(Collected data)
━━━━━━━━━━━━━━━━
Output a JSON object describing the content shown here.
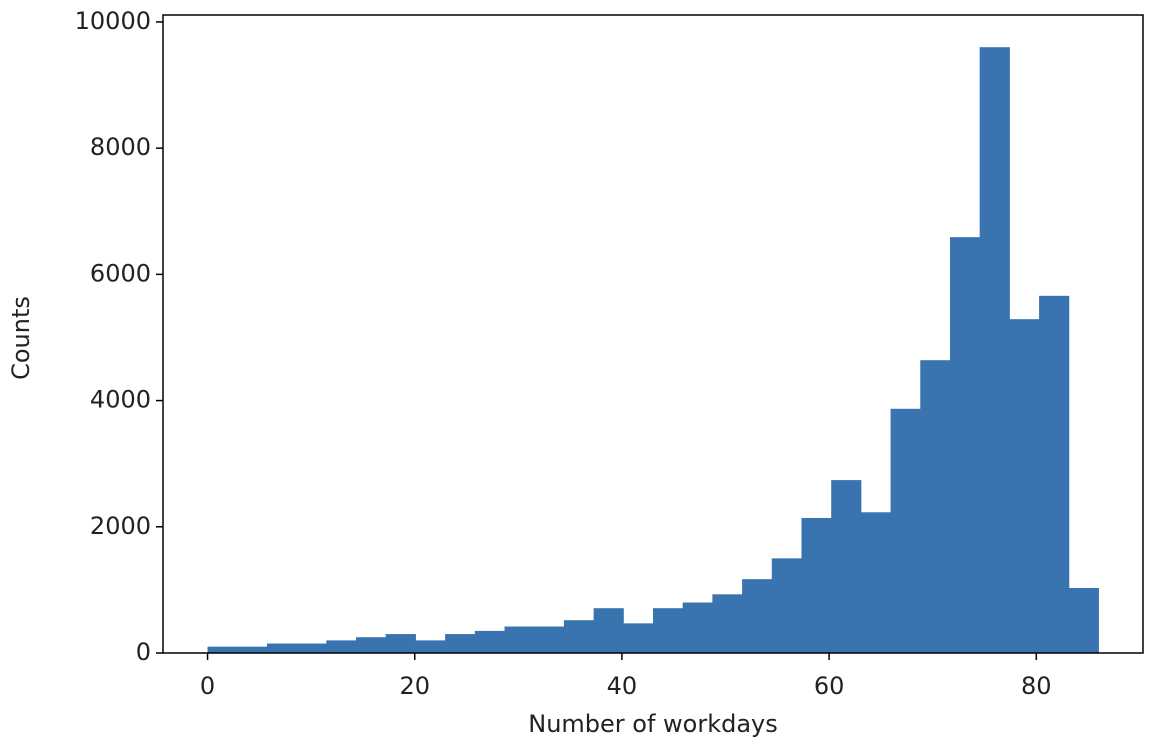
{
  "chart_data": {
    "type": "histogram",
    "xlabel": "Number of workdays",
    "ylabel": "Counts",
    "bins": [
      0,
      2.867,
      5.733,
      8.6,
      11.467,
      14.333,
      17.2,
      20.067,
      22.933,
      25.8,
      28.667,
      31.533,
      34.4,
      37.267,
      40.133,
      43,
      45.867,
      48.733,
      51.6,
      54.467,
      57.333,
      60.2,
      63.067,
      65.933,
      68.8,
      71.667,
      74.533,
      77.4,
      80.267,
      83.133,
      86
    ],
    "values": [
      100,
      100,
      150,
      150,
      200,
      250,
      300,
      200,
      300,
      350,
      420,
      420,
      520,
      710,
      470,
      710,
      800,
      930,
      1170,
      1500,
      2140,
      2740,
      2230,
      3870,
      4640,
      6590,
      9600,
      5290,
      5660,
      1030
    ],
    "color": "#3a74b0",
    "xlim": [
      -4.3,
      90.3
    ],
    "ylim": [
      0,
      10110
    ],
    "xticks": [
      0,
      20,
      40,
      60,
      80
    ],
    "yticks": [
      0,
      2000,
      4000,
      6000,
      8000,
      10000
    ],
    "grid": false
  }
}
━━━━━━━━━━━━━━━━
**Task to complete:** Pictures excluded, quote all the data above exactly.

**The answer:**
Output a JSON object describing the content shown here.
{
  "chart_data": {
    "type": "histogram",
    "xlabel": "Number of workdays",
    "ylabel": "Counts",
    "bins": [
      0,
      2.867,
      5.733,
      8.6,
      11.467,
      14.333,
      17.2,
      20.067,
      22.933,
      25.8,
      28.667,
      31.533,
      34.4,
      37.267,
      40.133,
      43,
      45.867,
      48.733,
      51.6,
      54.467,
      57.333,
      60.2,
      63.067,
      65.933,
      68.8,
      71.667,
      74.533,
      77.4,
      80.267,
      83.133,
      86
    ],
    "values": [
      100,
      100,
      150,
      150,
      200,
      250,
      300,
      200,
      300,
      350,
      420,
      420,
      520,
      710,
      470,
      710,
      800,
      930,
      1170,
      1500,
      2140,
      2740,
      2230,
      3870,
      4640,
      6590,
      9600,
      5290,
      5660,
      1030
    ],
    "color": "#3a74b0",
    "xlim": [
      -4.3,
      90.3
    ],
    "ylim": [
      0,
      10110
    ],
    "xticks": [
      0,
      20,
      40,
      60,
      80
    ],
    "yticks": [
      0,
      2000,
      4000,
      6000,
      8000,
      10000
    ],
    "grid": false
  }
}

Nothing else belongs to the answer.